─── Registros de origen ───

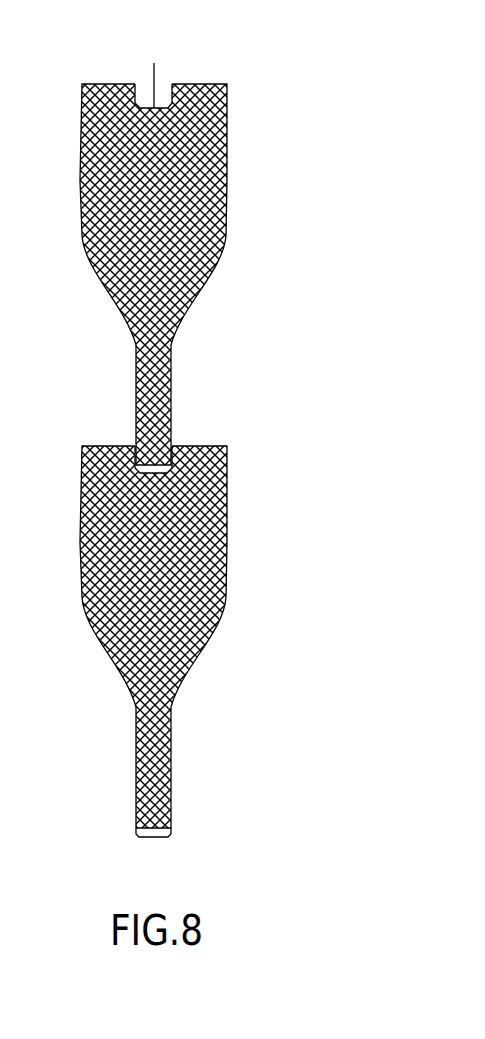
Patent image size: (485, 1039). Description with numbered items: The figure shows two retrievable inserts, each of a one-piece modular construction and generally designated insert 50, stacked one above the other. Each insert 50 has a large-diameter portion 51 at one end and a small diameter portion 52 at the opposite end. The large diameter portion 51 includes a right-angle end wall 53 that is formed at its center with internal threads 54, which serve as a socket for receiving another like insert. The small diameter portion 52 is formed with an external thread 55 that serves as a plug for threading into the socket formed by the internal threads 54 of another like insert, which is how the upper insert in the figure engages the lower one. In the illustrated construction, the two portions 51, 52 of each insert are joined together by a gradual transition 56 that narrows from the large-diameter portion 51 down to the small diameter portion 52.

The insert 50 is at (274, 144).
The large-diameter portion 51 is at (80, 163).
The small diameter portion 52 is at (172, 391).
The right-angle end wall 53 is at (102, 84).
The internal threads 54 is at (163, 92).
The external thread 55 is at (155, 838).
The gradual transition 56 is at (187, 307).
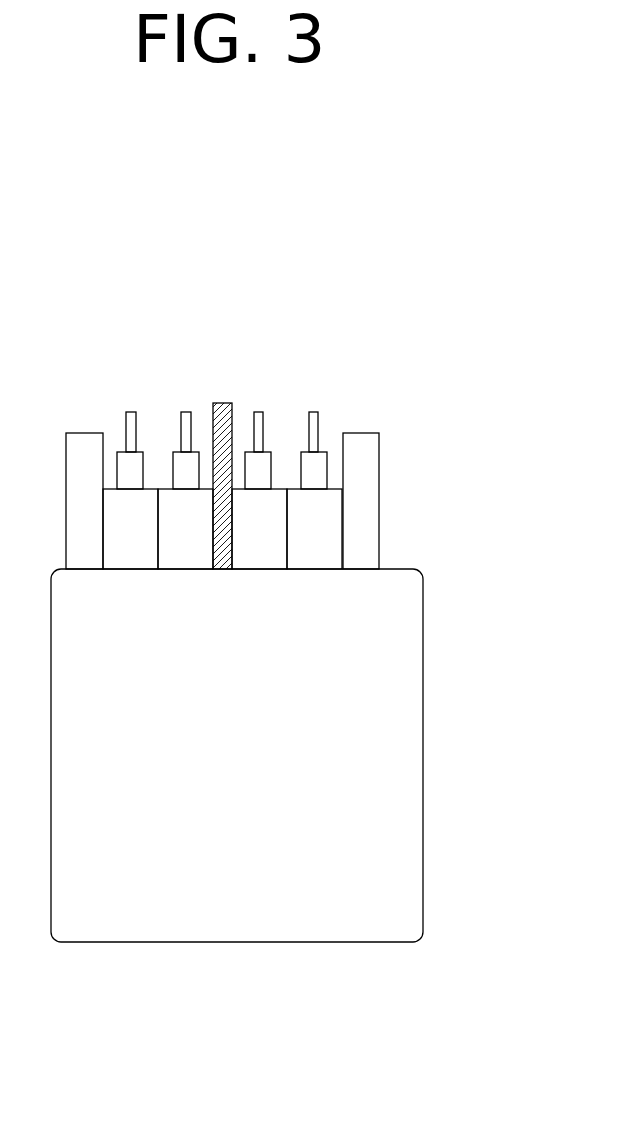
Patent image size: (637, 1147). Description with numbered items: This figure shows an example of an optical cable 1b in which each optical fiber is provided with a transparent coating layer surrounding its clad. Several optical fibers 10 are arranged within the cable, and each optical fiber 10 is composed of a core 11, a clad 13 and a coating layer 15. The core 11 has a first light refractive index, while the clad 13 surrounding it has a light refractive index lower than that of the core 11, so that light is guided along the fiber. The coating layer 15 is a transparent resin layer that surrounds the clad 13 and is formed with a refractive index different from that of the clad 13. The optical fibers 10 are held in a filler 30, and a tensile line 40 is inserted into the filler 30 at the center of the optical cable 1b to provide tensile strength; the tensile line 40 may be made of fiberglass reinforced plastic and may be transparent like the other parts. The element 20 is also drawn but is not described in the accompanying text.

───
─── Registros de origen ───

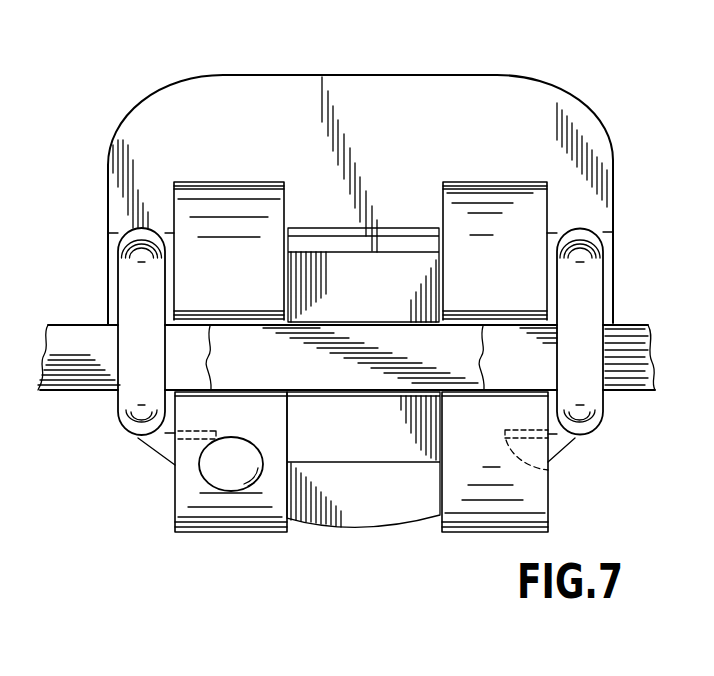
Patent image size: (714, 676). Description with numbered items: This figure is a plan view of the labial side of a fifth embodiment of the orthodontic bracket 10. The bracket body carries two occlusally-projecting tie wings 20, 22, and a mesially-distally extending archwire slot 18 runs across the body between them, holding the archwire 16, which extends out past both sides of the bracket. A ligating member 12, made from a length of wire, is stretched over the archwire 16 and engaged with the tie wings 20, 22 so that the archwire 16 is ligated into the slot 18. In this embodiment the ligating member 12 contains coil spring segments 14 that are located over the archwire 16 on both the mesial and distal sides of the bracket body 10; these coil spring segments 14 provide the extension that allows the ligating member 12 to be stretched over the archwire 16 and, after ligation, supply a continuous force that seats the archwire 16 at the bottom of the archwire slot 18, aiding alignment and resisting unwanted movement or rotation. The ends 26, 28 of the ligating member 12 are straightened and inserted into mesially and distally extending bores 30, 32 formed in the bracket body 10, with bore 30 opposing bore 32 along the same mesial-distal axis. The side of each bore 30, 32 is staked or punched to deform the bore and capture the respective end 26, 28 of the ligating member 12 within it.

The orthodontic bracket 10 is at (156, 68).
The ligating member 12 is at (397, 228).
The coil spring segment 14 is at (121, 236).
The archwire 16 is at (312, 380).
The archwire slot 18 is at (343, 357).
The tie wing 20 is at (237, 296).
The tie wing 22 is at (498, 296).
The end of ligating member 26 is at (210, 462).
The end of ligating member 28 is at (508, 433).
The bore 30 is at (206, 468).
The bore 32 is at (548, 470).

───

▶ [Lo que se pide]: Sustituya "stacked" por "piled" y reproduzca sin ningún otro cambio las líneas del listado que van desde la que contiene "Patent image size: (485, 1039)." hasta la que contiene "The insert 50 is at (274, 144).", ambas incluidas. Entregue únicamente esas líneas.

▶ [Respuesta al ejercicio]:
Patent image size: (485, 1039). Description with numbered items: The figure shows two retrievable inserts, each of a one-piece modular construction and generally designated insert 50, piled one above the other. Each insert 50 has a large-diameter portion 51 at one end and a small diameter portion 52 at the opposite end. The large diameter portion 51 includes a right-angle end wall 53 that is formed at its center with internal threads 54, which serve as a socket for receiving another like insert. The small diameter portion 52 is formed with an external thread 55 that serves as a plug for threading into the socket formed by the internal threads 54 of another like insert, which is how the upper insert in the figure engages the lower one. In the illustrated construction, the two portions 51, 52 of each insert are joined together by a gradual transition 56 that narrows from the large-diameter portion 51 down to the small diameter portion 52.

The insert 50 is at (274, 144).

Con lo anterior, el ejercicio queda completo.